# What you have to do:
In the records, each line holding "fordonet" must be reported.

# Data to examine:
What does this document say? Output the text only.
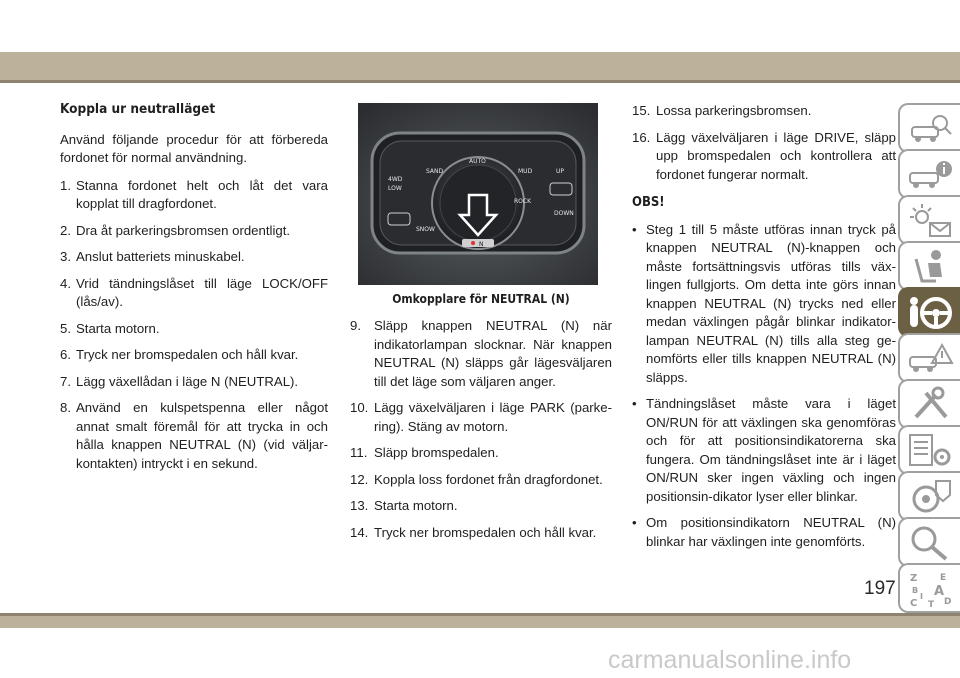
Koppla ur neutralläget

Använd följande procedur för att förbereda fordonet för normal användning.

1. Stanna fordonet helt och låt det vara kopplat till dragfordonet.
2. Dra åt parkeringsbromsen ordentligt.
3. Anslut batteriets minuskabel.
4. Vrid tändningslåset till läge LOCK/OFF (lås/av).
5. Starta motorn.
6. Tryck ner bromspedalen och håll kvar.
7. Lägg växellådan i läge N (NEUTRAL).
8. Använd en kulspetspenna eller något annat smalt föremål för att trycka in och hålla knappen NEUTRAL (N) (vid väljar-kontakten) intryckt i en sekund.
AUTO
SAND	MUD
4WD
LOW
UP
SNOW
ROCK
DOWN
N
Omkopplare för NEUTRAL (N)
9. Släpp knappen NEUTRAL (N) när indikatorlampan slocknar. När knappen NEUTRAL (N) släpps går lägesväljaren till det läge som väljaren anger.
10. Lägg växelväljaren i läge PARK (parke-ring). Stäng av motorn.
11. Släpp bromspedalen.
12. Koppla loss fordonet från dragfordonet.
13. Starta motorn.
14. Tryck ner bromspedalen och håll kvar.
15. Lossa parkeringsbromsen.
16. Lägg växelväljaren i läge DRIVE, släpp upp bromspedalen och kontrollera att fordonet fungerar normalt.
OBS!
• Steg 1 till 5 måste utföras innan tryck på knappen NEUTRAL (N)-knappen och måste fortsättningsvis utföras tills väx-lingen fullgjorts. Om detta inte görs innan knappen NEUTRAL (N) trycks ned eller medan växlingen pågår blinkar indikator-lampan NEUTRAL (N) tills alla steg ge-nomförts eller tills knappen NEUTRAL (N) släpps.
• Tändningslåset måste vara i läget ON/RUN för att växlingen ska genomföras och för att positionsindikatorerna ska fungera. Om tändningslåset inte är i läget ON/RUN sker ingen växling och ingen positionsin-dikator lyser eller blinkar.
• Om positionsindikatorn NEUTRAL (N) blinkar har växlingen inte genomförts.
Z	E
B A
D
C
I
T
197
carmanualsonline.info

# Your solution:
Använd följande procedur för att förbereda fordonet för normal användning.
1. Stanna fordonet helt och låt det vara kopplat till dragfordonet.
12. Koppla loss fordonet från dragfordonet.
16. Lägg växelväljaren i läge DRIVE, släpp upp bromspedalen och kontrollera att fordonet fungerar normalt.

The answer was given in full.